TRY IT: Each record that comes next should be output exactly; pictures do not belong in the copy.

EXTRACTED RECORDS:
★ ★ ★ ★ ★ ★ ★

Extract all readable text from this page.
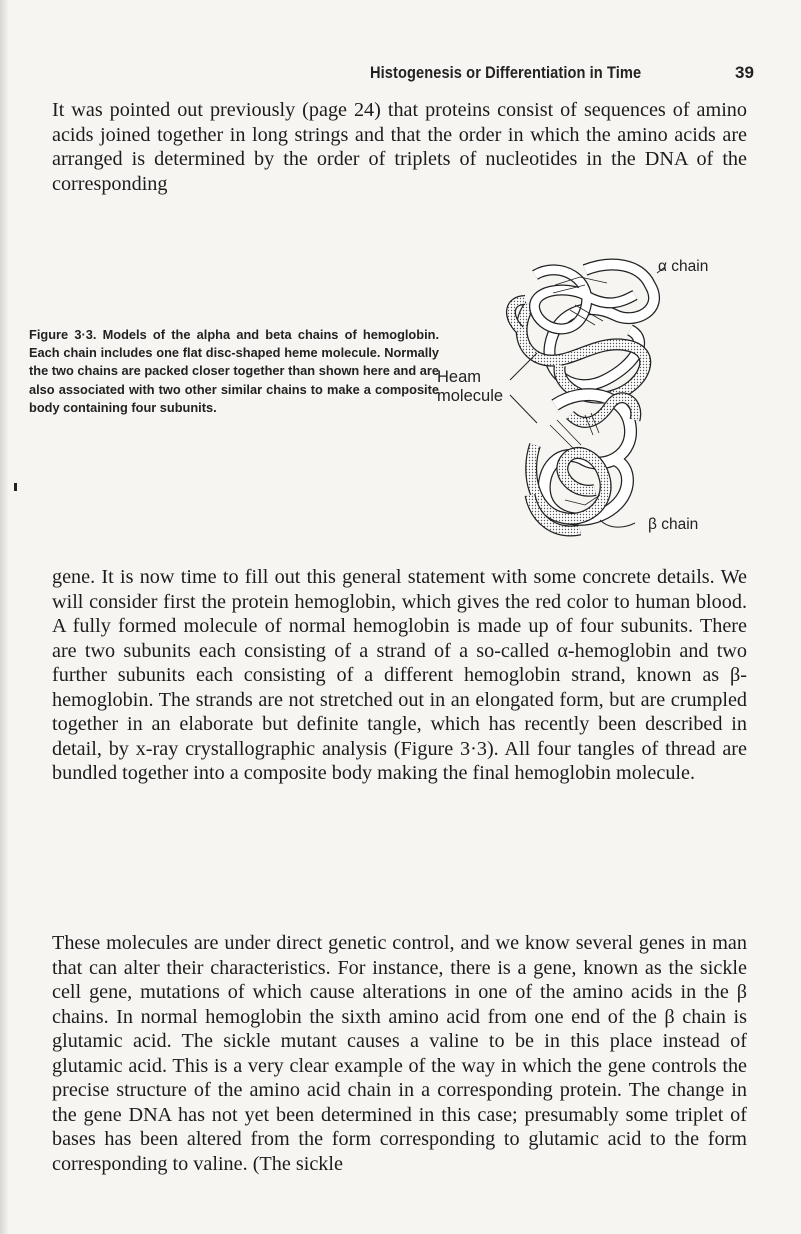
Histogenesis or Differentiation in Time	39

It was pointed out previously (page 24) that proteins consist of sequences of amino acids joined together in long strings and that the order in which the amino acids are arranged is determined by the order of triplets of nucleotides in the DNA of the corresponding

Figure 3·3. Models of the alpha and beta chains of hemoglobin. Each chain includes one flat disc-shaped heme molecule. Normally the two chains are packed closer together than shown here and are also associated with two other similar chains to make a composite body containing four subunits.

α chain
β chain
Heam
molecule

gene. It is now time to fill out this general statement with some concrete details. We will consider first the protein hemoglobin, which gives the red color to human blood. A fully formed molecule of normal hemoglobin is made up of four subunits. There are two subunits each consisting of a strand of a so-called α-hemoglobin and two further subunits each consisting of a different hemoglobin strand, known as β-hemoglobin. The strands are not stretched out in an elongated form, but are crumpled together in an elaborate but definite tangle, which has recently been described in detail, by x-ray crystallographic analysis (Figure 3·3). All four tangles of thread are bundled together into a composite body making the final hemoglobin molecule.

These molecules are under direct genetic control, and we know several genes in man that can alter their characteristics. For instance, there is a gene, known as the sickle cell gene, mutations of which cause alterations in one of the amino acids in the β chains. In normal hemoglobin the sixth amino acid from one end of the β chain is glutamic acid. The sickle mutant causes a valine to be in this place instead of glutamic acid. This is a very clear example of the way in which the gene controls the precise structure of the amino acid chain in a corresponding protein. The change in the gene DNA has not yet been determined in this case; presumably some triplet of bases has been altered from the form corresponding to glutamic acid to the form corresponding to valine. (The sickle
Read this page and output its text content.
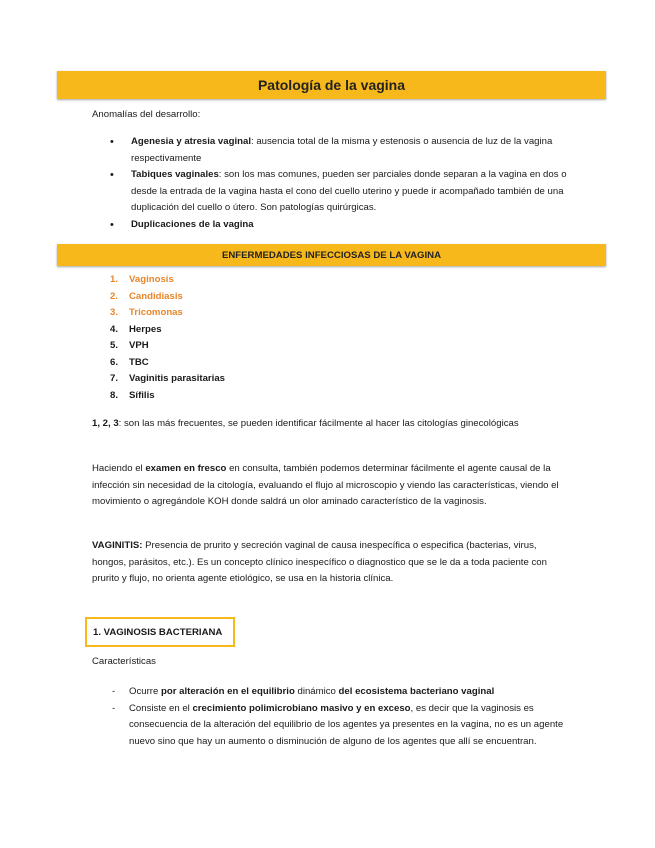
Patología de la vagina
Anomalías del desarrollo:
• Agenesia y atresia vaginal: ausencia total de la misma y estenosis o ausencia de luz de la vagina respectivamente
• Tabiques vaginales: son los mas comunes, pueden ser parciales donde separan a la vagina en dos o desde la entrada de la vagina hasta el cono del cuello uterino y puede ir acompañado también de una duplicación del cuello o útero. Son patologías quirúrgicas.
• Duplicaciones de la vagina
ENFERMEDADES INFECCIOSAS DE LA VAGINA
1.	Vaginosis
2.	Candidiasis
3.	Tricomonas
4.	Herpes
5.	VPH
6.	TBC
7.	Vaginitis parasitarias
8.	Sífilis
1, 2, 3: son las más frecuentes, se pueden identificar fácilmente al hacer las citologías ginecológicas
Haciendo el examen en fresco en consulta, también podemos determinar fácilmente el agente causal de la infección sin necesidad de la citología, evaluando el flujo al microscopio y viendo las características, viendo el movimiento o agregándole KOH donde saldrá un olor aminado característico de la vaginosis.
VAGINITIS: Presencia de prurito y secreción vaginal de causa inespecífica o especifica (bacterias, virus, hongos, parásitos, etc.). Es un concepto clínico inespecífico o diagnostico que se le da a toda paciente con prurito y flujo, no orienta agente etiológico, se usa en la historia clínica.
1. VAGINOSIS BACTERIANA
Características
- Ocurre por alteración en el equilibrio dinámico del ecosistema bacteriano vaginal
- Consiste en el crecimiento polimicrobiano masivo y en exceso, es decir que la vaginosis es consecuencia de la alteración del equilibrio de los agentes ya presentes en la vagina, no es un agente nuevo sino que hay un aumento o disminución de alguno de los agentes que allí se encuentran.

★ ★ ★ ★ ★ ★ ★

ANSWER TO THE PROBLEM:
Extract all readable text from this page.
Histogenesis or Differentiation in Time	39

It was pointed out previously (page 24) that proteins consist of sequences of amino acids joined together in long strings and that the order in which the amino acids are arranged is determined by the order of triplets of nucleotides in the DNA of the corresponding

Figure 3·3. Models of the alpha and beta chains of hemoglobin. Each chain includes one flat disc-shaped heme molecule. Normally the two chains are packed closer together than shown here and are also associated with two other similar chains to make a composite body containing four subunits.

α chain
β chain
Heam
molecule

gene. It is now time to fill out this general statement with some concrete details. We will consider first the protein hemoglobin, which gives the red color to human blood. A fully formed molecule of normal hemoglobin is made up of four subunits. There are two subunits each consisting of a strand of a so-called α-hemoglobin and two further subunits each consisting of a different hemoglobin strand, known as β-hemoglobin. The strands are not stretched out in an elongated form, but are crumpled together in an elaborate but definite tangle, which has recently been described in detail, by x-ray crystallographic analysis (Figure 3·3). All four tangles of thread are bundled together into a composite body making the final hemoglobin molecule.

These molecules are under direct genetic control, and we know several genes in man that can alter their characteristics. For instance, there is a gene, known as the sickle cell gene, mutations of which cause alterations in one of the amino acids in the β chains. In normal hemoglobin the sixth amino acid from one end of the β chain is glutamic acid. The sickle mutant causes a valine to be in this place instead of glutamic acid. This is a very clear example of the way in which the gene controls the precise structure of the amino acid chain in a corresponding protein. The change in the gene DNA has not yet been determined in this case; presumably some triplet of bases has been altered from the form corresponding to glutamic acid to the form corresponding to valine. (The sickle
Read this page and output its text content.
Patología de la vagina
Anomalías del desarrollo:
• Agenesia y atresia vaginal: ausencia total de la misma y estenosis o ausencia de luz de la vagina respectivamente
• Tabiques vaginales: son los mas comunes, pueden ser parciales donde separan a la vagina en dos o desde la entrada de la vagina hasta el cono del cuello uterino y puede ir acompañado también de una duplicación del cuello o útero. Son patologías quirúrgicas.
• Duplicaciones de la vagina
ENFERMEDADES INFECCIOSAS DE LA VAGINA
1.	Vaginosis
2.	Candidiasis
3.	Tricomonas
4.	Herpes
5.	VPH
6.	TBC
7.	Vaginitis parasitarias
8.	Sífilis
1, 2, 3: son las más frecuentes, se pueden identificar fácilmente al hacer las citologías ginecológicas
Haciendo el examen en fresco en consulta, también podemos determinar fácilmente el agente causal de la infección sin necesidad de la citología, evaluando el flujo al microscopio y viendo las características, viendo el movimiento o agregándole KOH donde saldrá un olor aminado característico de la vaginosis.
VAGINITIS: Presencia de prurito y secreción vaginal de causa inespecífica o especifica (bacterias, virus, hongos, parásitos, etc.). Es un concepto clínico inespecífico o diagnostico que se le da a toda paciente con prurito y flujo, no orienta agente etiológico, se usa en la historia clínica.
1. VAGINOSIS BACTERIANA
Características
- Ocurre por alteración en el equilibrio dinámico del ecosistema bacteriano vaginal
- Consiste en el crecimiento polimicrobiano masivo y en exceso, es decir que la vaginosis es consecuencia de la alteración del equilibrio de los agentes ya presentes en la vagina, no es un agente nuevo sino que hay un aumento o disminución de alguno de los agentes que allí se encuentran.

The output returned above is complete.